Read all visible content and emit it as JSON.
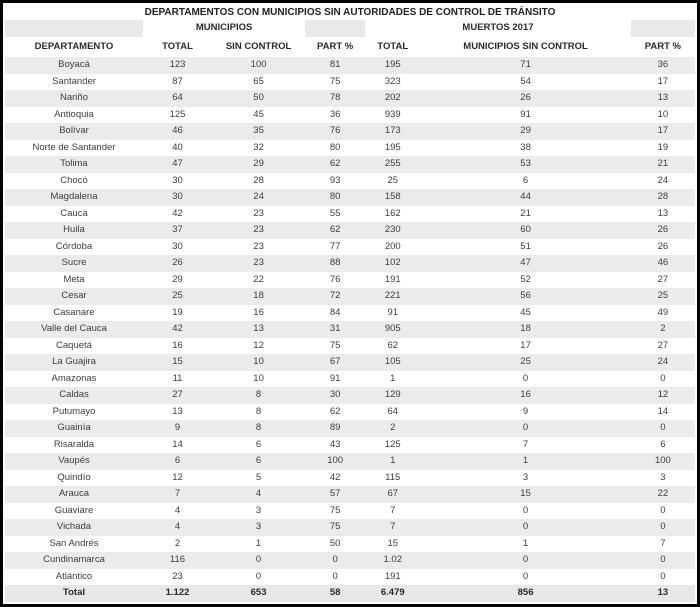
{
  "title": "DEPARTAMENTOS CON MUNICIPIOS SIN AUTORIDADES DE CONTROL DE TRÁNSITO",
  "table": {
    "group_headers": {
      "municipios": "MUNICIPIOS",
      "muertos": "MUERTOS 2017"
    },
    "columns": [
      "DEPARTAMENTO",
      "TOTAL",
      "SIN CONTROL",
      "PART %",
      "TOTAL",
      "MUNICIPIOS SIN CONTROL",
      "PART %"
    ],
    "rows": [
      [
        "Boyacá",
        "123",
        "100",
        "81",
        "195",
        "71",
        "36"
      ],
      [
        "Santander",
        "87",
        "65",
        "75",
        "323",
        "54",
        "17"
      ],
      [
        "Nariño",
        "64",
        "50",
        "78",
        "202",
        "26",
        "13"
      ],
      [
        "Antioquia",
        "125",
        "45",
        "36",
        "939",
        "91",
        "10"
      ],
      [
        "Bolívar",
        "46",
        "35",
        "76",
        "173",
        "29",
        "17"
      ],
      [
        "Norte de Santander",
        "40",
        "32",
        "80",
        "195",
        "38",
        "19"
      ],
      [
        "Tolima",
        "47",
        "29",
        "62",
        "255",
        "53",
        "21"
      ],
      [
        "Chocó",
        "30",
        "28",
        "93",
        "25",
        "6",
        "24"
      ],
      [
        "Magdalena",
        "30",
        "24",
        "80",
        "158",
        "44",
        "28"
      ],
      [
        "Cauca",
        "42",
        "23",
        "55",
        "162",
        "21",
        "13"
      ],
      [
        "Huila",
        "37",
        "23",
        "62",
        "230",
        "60",
        "26"
      ],
      [
        "Córdoba",
        "30",
        "23",
        "77",
        "200",
        "51",
        "26"
      ],
      [
        "Sucre",
        "26",
        "23",
        "88",
        "102",
        "47",
        "46"
      ],
      [
        "Meta",
        "29",
        "22",
        "76",
        "191",
        "52",
        "27"
      ],
      [
        "Cesar",
        "25",
        "18",
        "72",
        "221",
        "56",
        "25"
      ],
      [
        "Casanare",
        "19",
        "16",
        "84",
        "91",
        "45",
        "49"
      ],
      [
        "Valle del Cauca",
        "42",
        "13",
        "31",
        "905",
        "18",
        "2"
      ],
      [
        "Caquetá",
        "16",
        "12",
        "75",
        "62",
        "17",
        "27"
      ],
      [
        "La Guajira",
        "15",
        "10",
        "67",
        "105",
        "25",
        "24"
      ],
      [
        "Amazonas",
        "11",
        "10",
        "91",
        "1",
        "0",
        "0"
      ],
      [
        "Caldas",
        "27",
        "8",
        "30",
        "129",
        "16",
        "12"
      ],
      [
        "Putumayo",
        "13",
        "8",
        "62",
        "64",
        "9",
        "14"
      ],
      [
        "Guainía",
        "9",
        "8",
        "89",
        "2",
        "0",
        "0"
      ],
      [
        "Risaralda",
        "14",
        "6",
        "43",
        "125",
        "7",
        "6"
      ],
      [
        "Vaupés",
        "6",
        "6",
        "100",
        "1",
        "1",
        "100"
      ],
      [
        "Quindío",
        "12",
        "5",
        "42",
        "115",
        "3",
        "3"
      ],
      [
        "Arauca",
        "7",
        "4",
        "57",
        "67",
        "15",
        "22"
      ],
      [
        "Guaviare",
        "4",
        "3",
        "75",
        "7",
        "0",
        "0"
      ],
      [
        "Vichada",
        "4",
        "3",
        "75",
        "7",
        "0",
        "0"
      ],
      [
        "San Andrés",
        "2",
        "1",
        "50",
        "15",
        "1",
        "7"
      ],
      [
        "Cundinamarca",
        "116",
        "0",
        "0",
        "1.02",
        "0",
        "0"
      ],
      [
        "Atlántico",
        "23",
        "0",
        "0",
        "191",
        "0",
        "0"
      ]
    ],
    "total_row": [
      "Total",
      "1.122",
      "653",
      "58",
      "6.479",
      "856",
      "13"
    ]
  },
  "colors": {
    "row_alt": "#ebebeb",
    "total_row_bg": "#e8e8e8",
    "group_cell_bg": "#e9e9e9",
    "border": "#000000",
    "text": "#3d3d3d"
  }
}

## OBJECTIVE:
Replicate the material above verbatim; images stay out of the copy.

## RESPONSE:
Read all visible content and emit it as JSON.
{
  "title": "DEPARTAMENTOS CON MUNICIPIOS SIN AUTORIDADES DE CONTROL DE TRÁNSITO",
  "table": {
    "group_headers": {
      "municipios": "MUNICIPIOS",
      "muertos": "MUERTOS 2017"
    },
    "columns": [
      "DEPARTAMENTO",
      "TOTAL",
      "SIN CONTROL",
      "PART %",
      "TOTAL",
      "MUNICIPIOS SIN CONTROL",
      "PART %"
    ],
    "rows": [
      [
        "Boyacá",
        "123",
        "100",
        "81",
        "195",
        "71",
        "36"
      ],
      [
        "Santander",
        "87",
        "65",
        "75",
        "323",
        "54",
        "17"
      ],
      [
        "Nariño",
        "64",
        "50",
        "78",
        "202",
        "26",
        "13"
      ],
      [
        "Antioquia",
        "125",
        "45",
        "36",
        "939",
        "91",
        "10"
      ],
      [
        "Bolívar",
        "46",
        "35",
        "76",
        "173",
        "29",
        "17"
      ],
      [
        "Norte de Santander",
        "40",
        "32",
        "80",
        "195",
        "38",
        "19"
      ],
      [
        "Tolima",
        "47",
        "29",
        "62",
        "255",
        "53",
        "21"
      ],
      [
        "Chocó",
        "30",
        "28",
        "93",
        "25",
        "6",
        "24"
      ],
      [
        "Magdalena",
        "30",
        "24",
        "80",
        "158",
        "44",
        "28"
      ],
      [
        "Cauca",
        "42",
        "23",
        "55",
        "162",
        "21",
        "13"
      ],
      [
        "Huila",
        "37",
        "23",
        "62",
        "230",
        "60",
        "26"
      ],
      [
        "Córdoba",
        "30",
        "23",
        "77",
        "200",
        "51",
        "26"
      ],
      [
        "Sucre",
        "26",
        "23",
        "88",
        "102",
        "47",
        "46"
      ],
      [
        "Meta",
        "29",
        "22",
        "76",
        "191",
        "52",
        "27"
      ],
      [
        "Cesar",
        "25",
        "18",
        "72",
        "221",
        "56",
        "25"
      ],
      [
        "Casanare",
        "19",
        "16",
        "84",
        "91",
        "45",
        "49"
      ],
      [
        "Valle del Cauca",
        "42",
        "13",
        "31",
        "905",
        "18",
        "2"
      ],
      [
        "Caquetá",
        "16",
        "12",
        "75",
        "62",
        "17",
        "27"
      ],
      [
        "La Guajira",
        "15",
        "10",
        "67",
        "105",
        "25",
        "24"
      ],
      [
        "Amazonas",
        "11",
        "10",
        "91",
        "1",
        "0",
        "0"
      ],
      [
        "Caldas",
        "27",
        "8",
        "30",
        "129",
        "16",
        "12"
      ],
      [
        "Putumayo",
        "13",
        "8",
        "62",
        "64",
        "9",
        "14"
      ],
      [
        "Guainía",
        "9",
        "8",
        "89",
        "2",
        "0",
        "0"
      ],
      [
        "Risaralda",
        "14",
        "6",
        "43",
        "125",
        "7",
        "6"
      ],
      [
        "Vaupés",
        "6",
        "6",
        "100",
        "1",
        "1",
        "100"
      ],
      [
        "Quindío",
        "12",
        "5",
        "42",
        "115",
        "3",
        "3"
      ],
      [
        "Arauca",
        "7",
        "4",
        "57",
        "67",
        "15",
        "22"
      ],
      [
        "Guaviare",
        "4",
        "3",
        "75",
        "7",
        "0",
        "0"
      ],
      [
        "Vichada",
        "4",
        "3",
        "75",
        "7",
        "0",
        "0"
      ],
      [
        "San Andrés",
        "2",
        "1",
        "50",
        "15",
        "1",
        "7"
      ],
      [
        "Cundinamarca",
        "116",
        "0",
        "0",
        "1.02",
        "0",
        "0"
      ],
      [
        "Atlántico",
        "23",
        "0",
        "0",
        "191",
        "0",
        "0"
      ]
    ],
    "total_row": [
      "Total",
      "1.122",
      "653",
      "58",
      "6.479",
      "856",
      "13"
    ]
  },
  "colors": {
    "row_alt": "#ebebeb",
    "total_row_bg": "#e8e8e8",
    "group_cell_bg": "#e9e9e9",
    "border": "#000000",
    "text": "#3d3d3d"
  }
}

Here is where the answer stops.